Set of tasks
1. Quote the forum thread about fitting seat belts in motorhomes word for word, from "## sallytrafic" up to and including "for those trips......".
2. Write what comes next in the forum thread about fitting seat belts in motorhomes, picking up after its last line.

Passage given
Begin
You should never feel jealous about RV's mate, they are just another type of motorhome, I cannot park mine easily and nip in the shop for a paper or some **** so they all have plusses and minuses.....
Regarding the belts (back on topic now before we get slapped :lol: ), I still have reservations about bolting a belt to even the floor because it is made of timber as well.... After Frank has pointed out that the 10 tons I quoted is very wrong ( I would love to see that calculation by the way Frank, as the test for seat belt anchorage, so I am led to believe, is to apply a load in the forward direction, using the belt and the B Post must deform before the belt snaps......) I would be amazed if the floor on any motorhome would provide security against a 10g force, so back to the original position of mine, where do you fit the third end, as my understanding is that it must be attached to a structural component of the vehicles frame?

Keith


----------



## olley

Hi keith through the floor and the chassis rail should do it.  

Just going off topic for a sec. can you tell sharon we are booked in to the shire horse show.

Thanks
Olley


----------



## sallytrafic

kands said:


> Hi aultymer
> None taken :lol: :lol: Just pointing out some facts :lol: .
> have not forgotten the trips out in the Hymer, how could I, they were great, especially after all the work involved in getting it ready for those trips......
> You should never feel jealous about RV's mate, they are just another type of motorhome, I cannot park mine easily and nip in the shop for a paper or some **** so they all have plusses and minuses.....
End
Data extract
Begin
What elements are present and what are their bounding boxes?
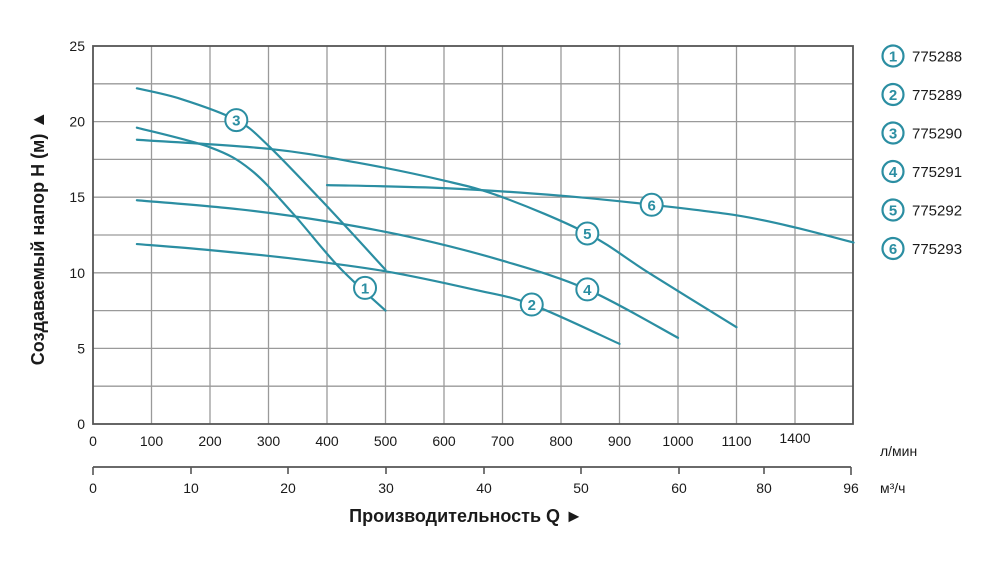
End
Task-by-task outputs
1.
## sallytrafic

kands said:


> Hi aultymer
> None taken :lol: :lol: Just pointing out some facts :lol: .
> have not forgotten the trips out in the Hymer, how could I, they were great, especially after all the work involved in getting it ready for those trips......

2.
> Regarding the belts (back on topic now before we get slapped :lol: ), I still have reservations about bolting a belt to even the floor because it is made of timber as well.... After Frank has pointed out that the 10 tons I quoted is very wrong ( I would love to see that calculation by the way Frank, as the test for seat belt anchorage, so I am led to believe, is to apply a load in the forward direction, using the belt and the B Post must deform before the belt snaps......) I would be amazed if the floor on any motorhome would provide security against a 10g force, so back to the original position of mine, where do you fit the third end, as my understanding is that it must be attached to a structural component of the vehicles frame?
> 
> Keith


I din't say they were very wrong Keith I said seemed high but easily acheived.

The seats in a gazelle are bolted on to the floor. All the seat harness attachments are on the seat. The floor is made of a paper honeycomb faced with thin (less than 1mm possibly less than 0.5mm thick) aluminium alloy all glued together, there are spreaders around the bolt holes made of a second thickness of the facing alloy and spacers within the bolt holes to prevent crushing if slightly overtorqued. If you are determined you could push a six inch nail through the structure with your bare hands. RV cross members have got to be stronger than that. Given that the seat and pilot combined weigh about 100Kg then to cope with 10g the bolts and floor must be able to support a 1000kg - a metric tonne.

Regards frank


----------



## 88927

Hi Olley
Message passed mate :lol: :lol: 
Thanks Frank, I though Velocity factored into the equasion somewhere not just static g, as experienced in a centrifuge?
I would also be amazed if a seat belt anchorage only provided for 1000Kgs or even 2000Kgs???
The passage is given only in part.